### TASK OBJECTIVE
Present each line of the entries below that holds the word "structured".

▼

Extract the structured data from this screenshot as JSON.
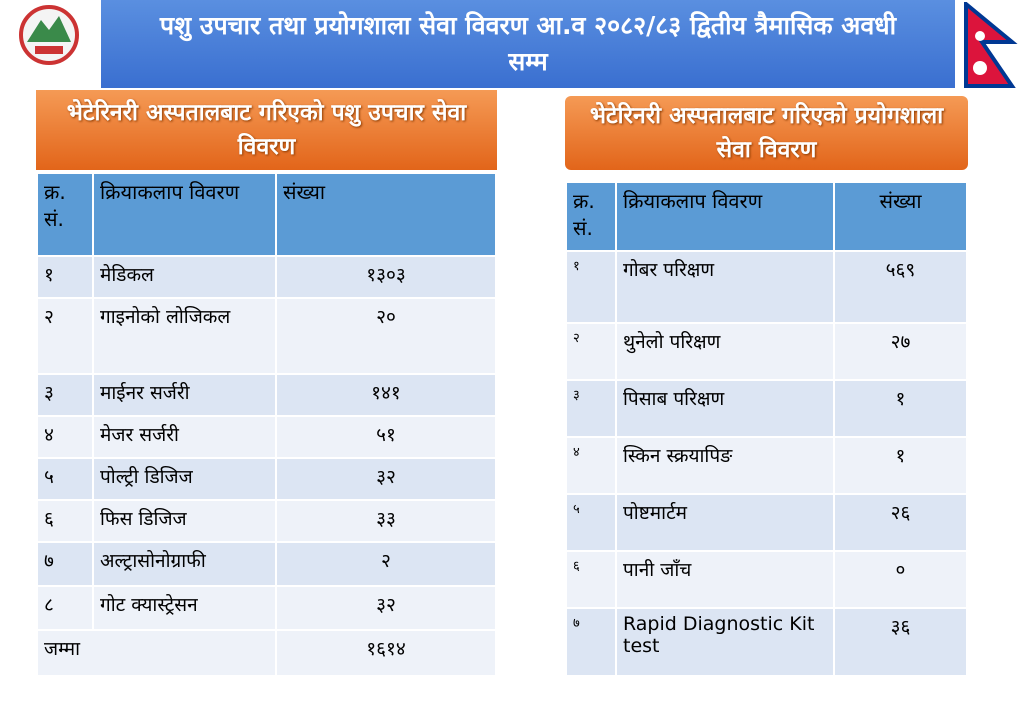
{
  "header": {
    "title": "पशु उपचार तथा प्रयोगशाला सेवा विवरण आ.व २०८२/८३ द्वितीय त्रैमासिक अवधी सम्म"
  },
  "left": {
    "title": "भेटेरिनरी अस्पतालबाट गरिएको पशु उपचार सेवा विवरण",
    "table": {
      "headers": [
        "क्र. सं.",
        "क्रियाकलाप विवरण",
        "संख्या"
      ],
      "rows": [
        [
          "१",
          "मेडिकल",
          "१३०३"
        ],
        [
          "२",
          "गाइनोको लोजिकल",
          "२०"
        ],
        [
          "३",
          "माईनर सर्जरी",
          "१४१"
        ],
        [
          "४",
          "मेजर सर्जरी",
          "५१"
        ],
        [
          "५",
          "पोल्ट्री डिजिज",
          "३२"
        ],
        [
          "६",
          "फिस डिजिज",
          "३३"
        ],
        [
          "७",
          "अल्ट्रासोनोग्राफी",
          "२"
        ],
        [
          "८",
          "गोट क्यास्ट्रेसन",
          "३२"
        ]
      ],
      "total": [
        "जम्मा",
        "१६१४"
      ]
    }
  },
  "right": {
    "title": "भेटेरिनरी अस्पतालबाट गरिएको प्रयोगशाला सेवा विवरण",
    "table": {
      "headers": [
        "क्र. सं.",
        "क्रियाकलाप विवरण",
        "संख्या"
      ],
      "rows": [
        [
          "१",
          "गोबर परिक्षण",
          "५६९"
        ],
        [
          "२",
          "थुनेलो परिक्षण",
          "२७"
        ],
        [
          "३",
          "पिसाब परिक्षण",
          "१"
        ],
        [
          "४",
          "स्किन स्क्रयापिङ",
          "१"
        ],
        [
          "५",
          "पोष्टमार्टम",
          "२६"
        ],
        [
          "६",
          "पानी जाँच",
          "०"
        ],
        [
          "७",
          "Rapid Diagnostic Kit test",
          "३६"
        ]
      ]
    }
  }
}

▲
▼

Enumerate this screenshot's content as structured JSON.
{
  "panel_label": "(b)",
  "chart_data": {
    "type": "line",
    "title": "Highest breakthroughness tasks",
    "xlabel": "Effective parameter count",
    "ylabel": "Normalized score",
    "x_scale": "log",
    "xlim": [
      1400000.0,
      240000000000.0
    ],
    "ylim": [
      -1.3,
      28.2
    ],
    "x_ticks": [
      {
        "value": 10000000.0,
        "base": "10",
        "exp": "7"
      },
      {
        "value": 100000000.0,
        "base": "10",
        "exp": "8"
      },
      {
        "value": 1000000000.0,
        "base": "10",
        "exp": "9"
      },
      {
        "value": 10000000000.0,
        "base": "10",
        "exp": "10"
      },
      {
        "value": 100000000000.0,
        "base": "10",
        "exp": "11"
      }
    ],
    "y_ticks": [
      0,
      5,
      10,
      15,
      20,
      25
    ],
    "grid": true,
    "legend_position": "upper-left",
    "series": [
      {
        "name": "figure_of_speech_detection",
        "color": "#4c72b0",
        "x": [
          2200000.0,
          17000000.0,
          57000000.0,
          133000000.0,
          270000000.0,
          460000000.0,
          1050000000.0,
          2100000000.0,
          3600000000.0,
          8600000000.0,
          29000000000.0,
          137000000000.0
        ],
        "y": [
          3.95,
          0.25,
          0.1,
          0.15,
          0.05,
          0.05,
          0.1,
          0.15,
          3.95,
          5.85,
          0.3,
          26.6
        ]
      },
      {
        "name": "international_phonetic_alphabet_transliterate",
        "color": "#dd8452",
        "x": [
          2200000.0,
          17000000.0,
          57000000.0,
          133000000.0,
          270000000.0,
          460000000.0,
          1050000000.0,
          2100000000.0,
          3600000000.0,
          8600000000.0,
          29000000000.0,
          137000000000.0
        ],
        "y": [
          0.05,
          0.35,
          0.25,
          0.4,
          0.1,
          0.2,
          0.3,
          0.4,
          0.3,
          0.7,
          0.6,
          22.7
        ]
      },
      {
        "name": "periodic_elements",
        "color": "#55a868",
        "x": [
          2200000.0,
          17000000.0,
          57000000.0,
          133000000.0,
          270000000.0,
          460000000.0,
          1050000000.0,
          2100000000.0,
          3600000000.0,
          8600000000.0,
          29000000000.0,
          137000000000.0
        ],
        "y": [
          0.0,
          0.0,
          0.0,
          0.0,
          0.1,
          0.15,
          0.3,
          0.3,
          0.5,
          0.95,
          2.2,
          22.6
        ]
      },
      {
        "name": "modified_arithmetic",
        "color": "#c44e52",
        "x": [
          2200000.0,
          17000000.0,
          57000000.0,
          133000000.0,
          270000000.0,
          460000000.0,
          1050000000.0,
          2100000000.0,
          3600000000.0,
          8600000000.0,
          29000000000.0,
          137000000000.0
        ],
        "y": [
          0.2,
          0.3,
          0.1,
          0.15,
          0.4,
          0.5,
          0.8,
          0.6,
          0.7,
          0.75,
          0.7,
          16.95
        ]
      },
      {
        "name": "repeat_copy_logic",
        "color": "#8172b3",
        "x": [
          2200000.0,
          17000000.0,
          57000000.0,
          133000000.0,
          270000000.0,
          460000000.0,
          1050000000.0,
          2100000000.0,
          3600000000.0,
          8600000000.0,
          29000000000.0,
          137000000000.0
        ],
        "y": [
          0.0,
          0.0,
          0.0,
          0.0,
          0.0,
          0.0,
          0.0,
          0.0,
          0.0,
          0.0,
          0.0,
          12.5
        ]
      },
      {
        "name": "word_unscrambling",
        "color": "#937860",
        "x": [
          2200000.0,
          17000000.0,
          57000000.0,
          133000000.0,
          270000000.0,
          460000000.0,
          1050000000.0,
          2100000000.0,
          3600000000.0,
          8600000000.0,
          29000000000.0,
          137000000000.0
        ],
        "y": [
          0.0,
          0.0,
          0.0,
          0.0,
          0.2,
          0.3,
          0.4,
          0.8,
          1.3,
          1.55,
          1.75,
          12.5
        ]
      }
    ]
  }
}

▲

### FINISHED TASK
Extract the structured data from this screenshot as JSON.
Enumerate this screenshot's content as structured JSON.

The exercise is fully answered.